= Work to do =
All entries below are to be set down again, identical to the source.

===== Given entries =====

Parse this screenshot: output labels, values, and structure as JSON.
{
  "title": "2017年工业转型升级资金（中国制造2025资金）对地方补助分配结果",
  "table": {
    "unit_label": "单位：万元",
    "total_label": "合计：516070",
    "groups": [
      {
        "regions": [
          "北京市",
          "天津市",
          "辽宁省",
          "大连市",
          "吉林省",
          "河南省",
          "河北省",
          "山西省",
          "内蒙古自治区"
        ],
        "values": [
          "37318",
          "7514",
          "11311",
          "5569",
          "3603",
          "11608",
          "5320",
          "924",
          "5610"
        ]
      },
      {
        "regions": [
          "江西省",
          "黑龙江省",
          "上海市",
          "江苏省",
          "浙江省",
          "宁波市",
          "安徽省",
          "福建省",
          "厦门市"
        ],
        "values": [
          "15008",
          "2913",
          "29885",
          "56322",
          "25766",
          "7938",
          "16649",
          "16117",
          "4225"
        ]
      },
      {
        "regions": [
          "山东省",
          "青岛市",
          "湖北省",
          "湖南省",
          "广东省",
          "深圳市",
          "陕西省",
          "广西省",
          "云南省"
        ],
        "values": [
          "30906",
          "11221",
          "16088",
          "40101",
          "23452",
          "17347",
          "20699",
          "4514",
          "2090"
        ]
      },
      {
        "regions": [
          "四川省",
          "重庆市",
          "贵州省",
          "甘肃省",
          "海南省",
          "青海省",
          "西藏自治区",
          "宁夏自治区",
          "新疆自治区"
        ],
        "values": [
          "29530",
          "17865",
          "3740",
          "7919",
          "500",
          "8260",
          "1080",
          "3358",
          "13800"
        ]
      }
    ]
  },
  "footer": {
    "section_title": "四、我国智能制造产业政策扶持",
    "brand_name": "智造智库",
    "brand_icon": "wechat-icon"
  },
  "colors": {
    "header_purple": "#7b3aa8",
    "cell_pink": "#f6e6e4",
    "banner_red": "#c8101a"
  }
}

=====

= The answer =
Parse this screenshot: output labels, values, and structure as JSON.
{
  "title": "2017年工业转型升级资金（中国制造2025资金）对地方补助分配结果",
  "table": {
    "unit_label": "单位：万元",
    "total_label": "合计：516070",
    "groups": [
      {
        "regions": [
          "北京市",
          "天津市",
          "辽宁省",
          "大连市",
          "吉林省",
          "河南省",
          "河北省",
          "山西省",
          "内蒙古自治区"
        ],
        "values": [
          "37318",
          "7514",
          "11311",
          "5569",
          "3603",
          "11608",
          "5320",
          "924",
          "5610"
        ]
      },
      {
        "regions": [
          "江西省",
          "黑龙江省",
          "上海市",
          "江苏省",
          "浙江省",
          "宁波市",
          "安徽省",
          "福建省",
          "厦门市"
        ],
        "values": [
          "15008",
          "2913",
          "29885",
          "56322",
          "25766",
          "7938",
          "16649",
          "16117",
          "4225"
        ]
      },
      {
        "regions": [
          "山东省",
          "青岛市",
          "湖北省",
          "湖南省",
          "广东省",
          "深圳市",
          "陕西省",
          "广西省",
          "云南省"
        ],
        "values": [
          "30906",
          "11221",
          "16088",
          "40101",
          "23452",
          "17347",
          "20699",
          "4514",
          "2090"
        ]
      },
      {
        "regions": [
          "四川省",
          "重庆市",
          "贵州省",
          "甘肃省",
          "海南省",
          "青海省",
          "西藏自治区",
          "宁夏自治区",
          "新疆自治区"
        ],
        "values": [
          "29530",
          "17865",
          "3740",
          "7919",
          "500",
          "8260",
          "1080",
          "3358",
          "13800"
        ]
      }
    ]
  },
  "footer": {
    "section_title": "四、我国智能制造产业政策扶持",
    "brand_name": "智造智库",
    "brand_icon": "wechat-icon"
  },
  "colors": {
    "header_purple": "#7b3aa8",
    "cell_pink": "#f6e6e4",
    "banner_red": "#c8101a"
  }
}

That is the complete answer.